[Data in this exercise]
□ □ □

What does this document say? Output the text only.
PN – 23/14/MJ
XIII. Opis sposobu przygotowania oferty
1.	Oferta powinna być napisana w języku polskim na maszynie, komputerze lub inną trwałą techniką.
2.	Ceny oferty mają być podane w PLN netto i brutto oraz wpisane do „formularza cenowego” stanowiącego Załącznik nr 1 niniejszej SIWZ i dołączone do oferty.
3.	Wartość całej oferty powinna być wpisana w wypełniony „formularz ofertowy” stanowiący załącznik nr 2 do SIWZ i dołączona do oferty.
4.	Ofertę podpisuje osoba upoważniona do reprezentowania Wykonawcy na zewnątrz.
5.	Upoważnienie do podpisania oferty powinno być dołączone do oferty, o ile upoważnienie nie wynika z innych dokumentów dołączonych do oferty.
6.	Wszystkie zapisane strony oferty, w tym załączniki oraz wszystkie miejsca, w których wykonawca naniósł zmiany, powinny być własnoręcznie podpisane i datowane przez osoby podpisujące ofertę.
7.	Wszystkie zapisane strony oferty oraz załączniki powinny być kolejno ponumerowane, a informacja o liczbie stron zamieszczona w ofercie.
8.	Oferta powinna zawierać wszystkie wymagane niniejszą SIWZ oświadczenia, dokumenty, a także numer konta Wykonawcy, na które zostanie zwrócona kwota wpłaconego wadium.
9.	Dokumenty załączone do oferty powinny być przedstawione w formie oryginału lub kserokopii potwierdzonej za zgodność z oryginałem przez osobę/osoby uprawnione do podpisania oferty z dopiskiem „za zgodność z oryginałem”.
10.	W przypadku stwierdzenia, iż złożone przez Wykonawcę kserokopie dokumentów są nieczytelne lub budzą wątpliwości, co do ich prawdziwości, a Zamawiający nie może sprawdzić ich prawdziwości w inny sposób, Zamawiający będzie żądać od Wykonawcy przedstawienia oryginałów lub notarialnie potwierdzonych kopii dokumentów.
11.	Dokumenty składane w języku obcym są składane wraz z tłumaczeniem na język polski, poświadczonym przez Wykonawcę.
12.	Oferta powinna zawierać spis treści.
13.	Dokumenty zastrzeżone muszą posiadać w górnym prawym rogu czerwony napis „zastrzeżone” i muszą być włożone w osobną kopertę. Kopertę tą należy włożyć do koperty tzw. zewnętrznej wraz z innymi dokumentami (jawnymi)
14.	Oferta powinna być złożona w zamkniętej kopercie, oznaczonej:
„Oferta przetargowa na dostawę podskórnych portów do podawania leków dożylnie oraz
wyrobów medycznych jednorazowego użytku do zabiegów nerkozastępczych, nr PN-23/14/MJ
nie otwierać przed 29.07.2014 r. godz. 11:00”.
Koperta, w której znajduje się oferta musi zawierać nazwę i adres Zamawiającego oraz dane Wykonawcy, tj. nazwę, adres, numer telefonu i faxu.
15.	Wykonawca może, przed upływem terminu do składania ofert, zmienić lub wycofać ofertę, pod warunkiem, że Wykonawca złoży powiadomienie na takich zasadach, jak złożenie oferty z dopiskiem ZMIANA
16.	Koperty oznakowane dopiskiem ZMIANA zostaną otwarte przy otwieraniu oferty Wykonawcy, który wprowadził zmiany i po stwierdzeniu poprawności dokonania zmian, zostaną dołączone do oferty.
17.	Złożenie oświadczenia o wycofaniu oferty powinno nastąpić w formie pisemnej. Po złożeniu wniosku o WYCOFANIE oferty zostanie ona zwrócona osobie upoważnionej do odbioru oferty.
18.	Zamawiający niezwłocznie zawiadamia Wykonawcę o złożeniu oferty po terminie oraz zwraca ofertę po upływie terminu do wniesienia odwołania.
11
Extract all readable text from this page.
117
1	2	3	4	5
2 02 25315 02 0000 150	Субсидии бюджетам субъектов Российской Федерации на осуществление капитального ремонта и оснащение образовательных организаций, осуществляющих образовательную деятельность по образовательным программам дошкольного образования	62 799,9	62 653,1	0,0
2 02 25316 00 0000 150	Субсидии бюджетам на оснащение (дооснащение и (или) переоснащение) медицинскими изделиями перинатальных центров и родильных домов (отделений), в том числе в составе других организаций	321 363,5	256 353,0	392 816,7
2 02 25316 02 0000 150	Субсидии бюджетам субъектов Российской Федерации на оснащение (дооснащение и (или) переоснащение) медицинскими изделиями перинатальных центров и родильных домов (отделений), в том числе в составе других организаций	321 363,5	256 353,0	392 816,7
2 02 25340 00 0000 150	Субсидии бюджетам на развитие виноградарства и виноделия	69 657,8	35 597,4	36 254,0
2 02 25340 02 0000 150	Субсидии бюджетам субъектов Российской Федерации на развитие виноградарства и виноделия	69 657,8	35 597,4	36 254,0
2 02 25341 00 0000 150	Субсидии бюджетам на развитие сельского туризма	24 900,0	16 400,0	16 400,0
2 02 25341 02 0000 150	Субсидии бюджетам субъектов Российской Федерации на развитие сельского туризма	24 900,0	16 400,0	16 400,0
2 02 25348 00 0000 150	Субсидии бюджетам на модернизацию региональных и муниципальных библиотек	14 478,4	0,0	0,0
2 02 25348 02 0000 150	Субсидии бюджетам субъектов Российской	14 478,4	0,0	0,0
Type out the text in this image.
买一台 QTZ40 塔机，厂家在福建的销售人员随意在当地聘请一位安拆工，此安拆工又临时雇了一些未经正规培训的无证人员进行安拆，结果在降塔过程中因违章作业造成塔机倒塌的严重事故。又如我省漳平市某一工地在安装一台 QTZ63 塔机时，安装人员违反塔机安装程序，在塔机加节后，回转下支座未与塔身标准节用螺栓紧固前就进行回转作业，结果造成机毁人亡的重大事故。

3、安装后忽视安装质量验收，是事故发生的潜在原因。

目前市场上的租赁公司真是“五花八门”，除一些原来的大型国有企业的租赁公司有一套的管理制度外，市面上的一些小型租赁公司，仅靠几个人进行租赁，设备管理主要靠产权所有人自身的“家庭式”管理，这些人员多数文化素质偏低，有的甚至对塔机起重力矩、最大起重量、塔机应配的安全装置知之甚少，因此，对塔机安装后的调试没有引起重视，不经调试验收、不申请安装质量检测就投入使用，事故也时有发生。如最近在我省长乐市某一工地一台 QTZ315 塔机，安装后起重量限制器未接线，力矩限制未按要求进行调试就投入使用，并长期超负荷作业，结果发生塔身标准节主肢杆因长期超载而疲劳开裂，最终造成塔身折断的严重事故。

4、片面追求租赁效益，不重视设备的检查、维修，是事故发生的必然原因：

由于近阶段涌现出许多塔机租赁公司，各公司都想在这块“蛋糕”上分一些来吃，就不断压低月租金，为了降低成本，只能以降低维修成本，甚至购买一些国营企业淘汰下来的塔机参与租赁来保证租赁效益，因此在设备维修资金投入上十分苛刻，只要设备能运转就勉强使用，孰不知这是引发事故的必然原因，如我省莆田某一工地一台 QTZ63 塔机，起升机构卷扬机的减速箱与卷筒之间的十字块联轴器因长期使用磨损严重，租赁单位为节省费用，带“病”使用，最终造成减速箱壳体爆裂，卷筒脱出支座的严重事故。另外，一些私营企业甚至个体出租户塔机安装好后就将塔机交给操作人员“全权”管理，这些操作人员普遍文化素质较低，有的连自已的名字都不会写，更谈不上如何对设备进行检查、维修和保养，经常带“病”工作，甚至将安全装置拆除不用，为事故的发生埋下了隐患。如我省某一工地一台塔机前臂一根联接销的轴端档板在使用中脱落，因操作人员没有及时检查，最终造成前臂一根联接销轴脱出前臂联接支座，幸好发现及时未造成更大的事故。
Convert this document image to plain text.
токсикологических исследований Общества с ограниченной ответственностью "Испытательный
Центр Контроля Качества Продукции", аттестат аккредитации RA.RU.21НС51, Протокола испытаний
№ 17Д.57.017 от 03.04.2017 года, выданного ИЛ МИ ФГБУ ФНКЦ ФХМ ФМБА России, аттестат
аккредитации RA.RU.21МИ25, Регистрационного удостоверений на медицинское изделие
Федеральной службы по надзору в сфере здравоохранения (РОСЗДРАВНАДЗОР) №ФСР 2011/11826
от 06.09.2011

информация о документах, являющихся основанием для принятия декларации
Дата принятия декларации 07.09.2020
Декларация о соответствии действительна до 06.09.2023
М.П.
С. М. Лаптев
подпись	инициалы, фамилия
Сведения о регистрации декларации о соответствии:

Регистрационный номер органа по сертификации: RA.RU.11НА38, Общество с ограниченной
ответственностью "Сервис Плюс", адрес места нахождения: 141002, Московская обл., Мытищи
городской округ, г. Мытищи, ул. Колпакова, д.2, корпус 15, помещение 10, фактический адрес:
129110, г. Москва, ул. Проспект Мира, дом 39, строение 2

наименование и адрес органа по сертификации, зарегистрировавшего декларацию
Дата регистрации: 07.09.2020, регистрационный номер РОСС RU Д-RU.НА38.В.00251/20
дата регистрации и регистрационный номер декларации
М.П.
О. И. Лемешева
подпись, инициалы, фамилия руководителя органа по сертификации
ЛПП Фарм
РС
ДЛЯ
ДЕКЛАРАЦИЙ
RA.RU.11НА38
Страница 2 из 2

□ □ □

[What is being asked]
Each line above that holds the string "ограниченной" should be copied and shown.

[Full output]
токсикологических исследований Общества с ограниченной ответственностью "Испытательный
Регистрационный номер органа по сертификации: RA.RU.11НА38, Общество с ограниченной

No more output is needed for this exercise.